## Selected excerpt
■ ■ ■ ■ ■ ■ ■

Appeal court decision pending on B.C. properties

By Neale Adams
Published September 20, 2010

St. John Shaughnessy in Vancouver Photo: Courtesy of The Topic

Two very different views of how parishes should relate to their dioceses were evident during a four-day hearing in an Appeal Court in Vancouver last week.

Four congregations that left the diocese of New Westminster and the Anglican Church of Canada in the spring of 2008 to join the Anglican Network in Canada (ANiC) have sued the diocese. They are trying to get a court to rule they can take their church buildings with them.

The four include St. John’s Shaughnessy in an upscale neighbourhood of Vancouver, once the diocese’s largest congregation and now by far the largest of about 38 ANiC parishes. Their extensive property could be worth $20 million or more.

After a three-week trial last year, the judge sided with the diocese on most points-although he did leave the dissident parish trustees in place.

In his 98-page decision, Judge Stephen Kelleher accepted the diocese’s argument the case should be governed according to Canon law and regulations of the diocese, the Anglican Church of Canada, and the provincial legislation that set up the diocese in 1893. Both sides described this as a “church governance approach.”

A section of the provincial legislation says that the bishop and the diocesan council must consent before any parish can “mortgage, sell, or otherwise dispose of” property.” There was no consent, so the properties remain with the diocese, Judge Kelleher ruled: “This is sufficient to resolve the issue.”

■ ■ ■ ■ ■ ■ ■

## Recorded data

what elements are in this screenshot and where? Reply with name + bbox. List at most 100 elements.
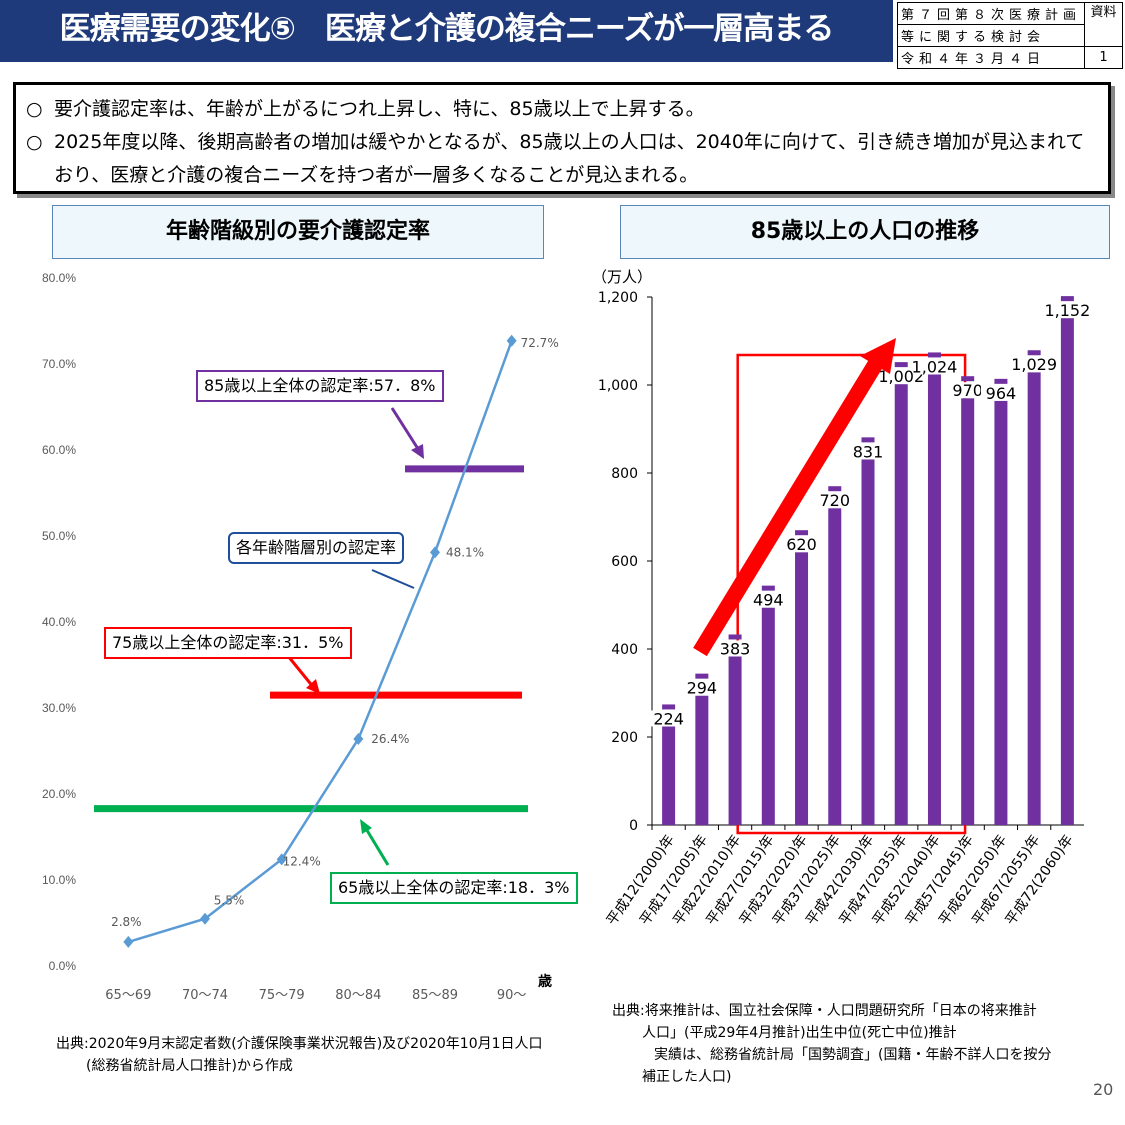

■ ■ ■ ■ ■ ■ ■

## What is expected
Answer these from the article on the B.C. church property appeal:
1. How many days did the Appeal Court hearing in Vancouver last?
2. In what year was the diocese set up by provincial legislation?
3. How many pages long was Judge Stephen Kelleher's decision?

## Written reply
1. Four days.
2. 1893.
3. 98 pages.